Below are records. Copy every line with "position" in it.

(Dataset entries)

^^^^^^^^

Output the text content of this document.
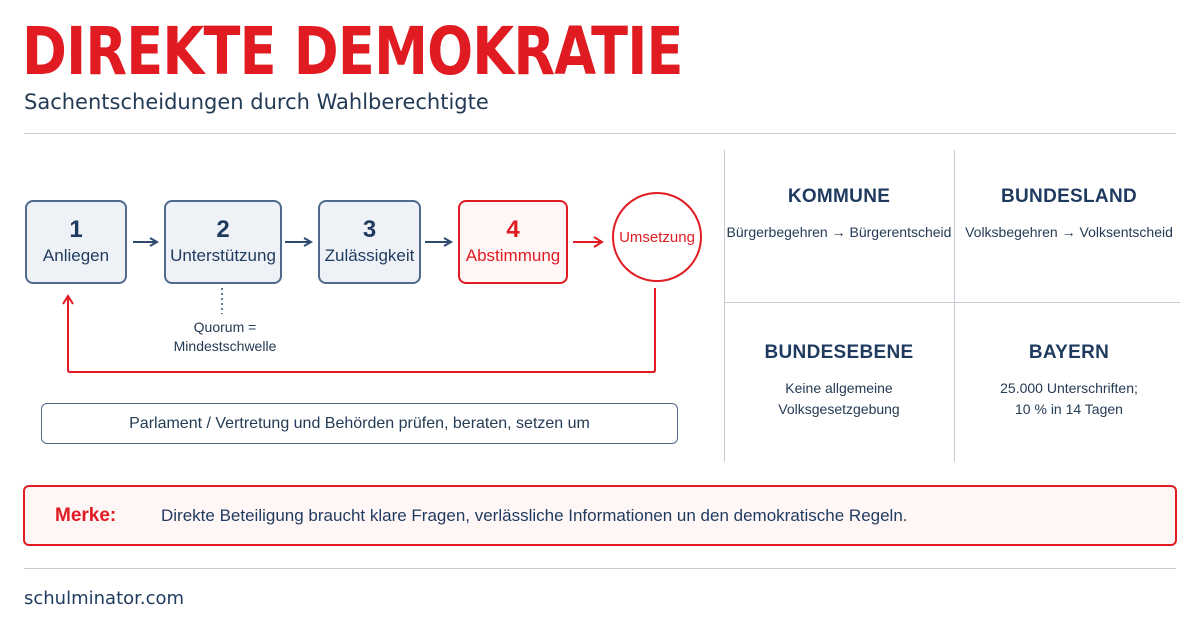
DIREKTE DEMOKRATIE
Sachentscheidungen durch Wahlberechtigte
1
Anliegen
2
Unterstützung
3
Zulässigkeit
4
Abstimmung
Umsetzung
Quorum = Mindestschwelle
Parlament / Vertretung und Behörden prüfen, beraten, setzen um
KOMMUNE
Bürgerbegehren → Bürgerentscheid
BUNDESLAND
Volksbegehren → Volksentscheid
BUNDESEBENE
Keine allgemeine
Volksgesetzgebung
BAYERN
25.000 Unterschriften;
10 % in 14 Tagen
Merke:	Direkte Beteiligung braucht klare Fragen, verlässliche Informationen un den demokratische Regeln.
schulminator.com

^^^^^^^^

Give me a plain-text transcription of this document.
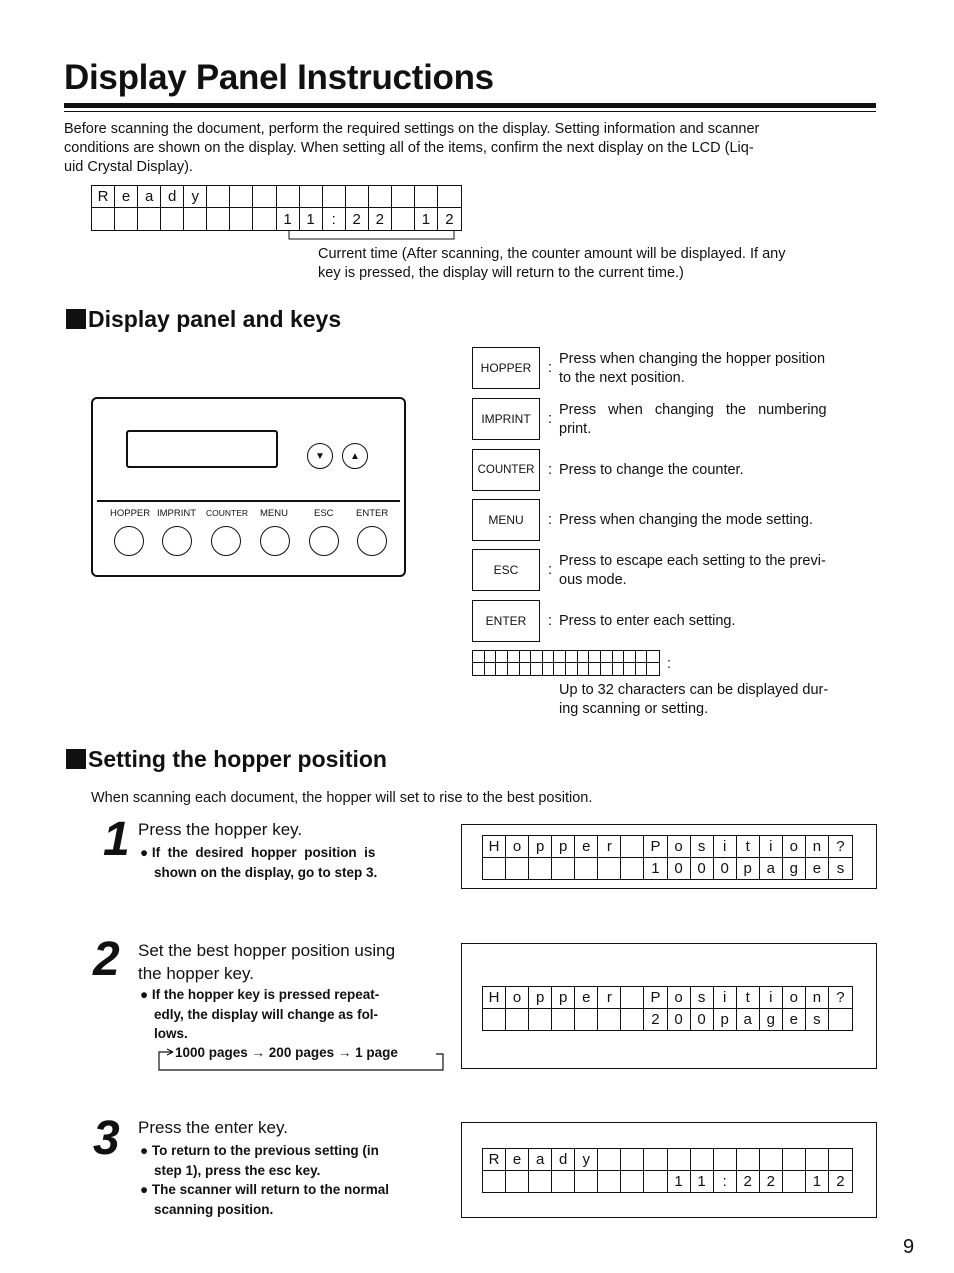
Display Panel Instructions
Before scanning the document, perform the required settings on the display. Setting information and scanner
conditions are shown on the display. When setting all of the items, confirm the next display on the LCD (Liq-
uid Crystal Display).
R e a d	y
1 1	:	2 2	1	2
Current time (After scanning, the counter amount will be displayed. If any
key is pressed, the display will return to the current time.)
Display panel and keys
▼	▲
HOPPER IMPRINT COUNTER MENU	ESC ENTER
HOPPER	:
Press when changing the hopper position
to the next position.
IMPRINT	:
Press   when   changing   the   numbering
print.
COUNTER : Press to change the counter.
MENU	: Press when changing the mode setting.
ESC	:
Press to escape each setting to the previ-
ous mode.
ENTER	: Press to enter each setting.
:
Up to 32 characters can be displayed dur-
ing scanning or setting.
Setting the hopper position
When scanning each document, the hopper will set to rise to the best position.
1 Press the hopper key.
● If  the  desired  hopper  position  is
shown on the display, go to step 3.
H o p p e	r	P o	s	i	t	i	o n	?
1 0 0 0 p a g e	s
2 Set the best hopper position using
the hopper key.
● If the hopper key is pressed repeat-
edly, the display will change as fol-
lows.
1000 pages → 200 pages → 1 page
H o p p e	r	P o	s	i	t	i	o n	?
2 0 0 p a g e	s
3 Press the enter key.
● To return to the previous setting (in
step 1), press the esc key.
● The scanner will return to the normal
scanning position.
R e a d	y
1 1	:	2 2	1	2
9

^^^^^^^^

* Final result *
Press when changing the hopper position
to the next position.
Setting the hopper position
When scanning each document, the hopper will set to rise to the best position.
● If  the  desired  hopper  position  is
2 Set the best hopper position using
scanning position.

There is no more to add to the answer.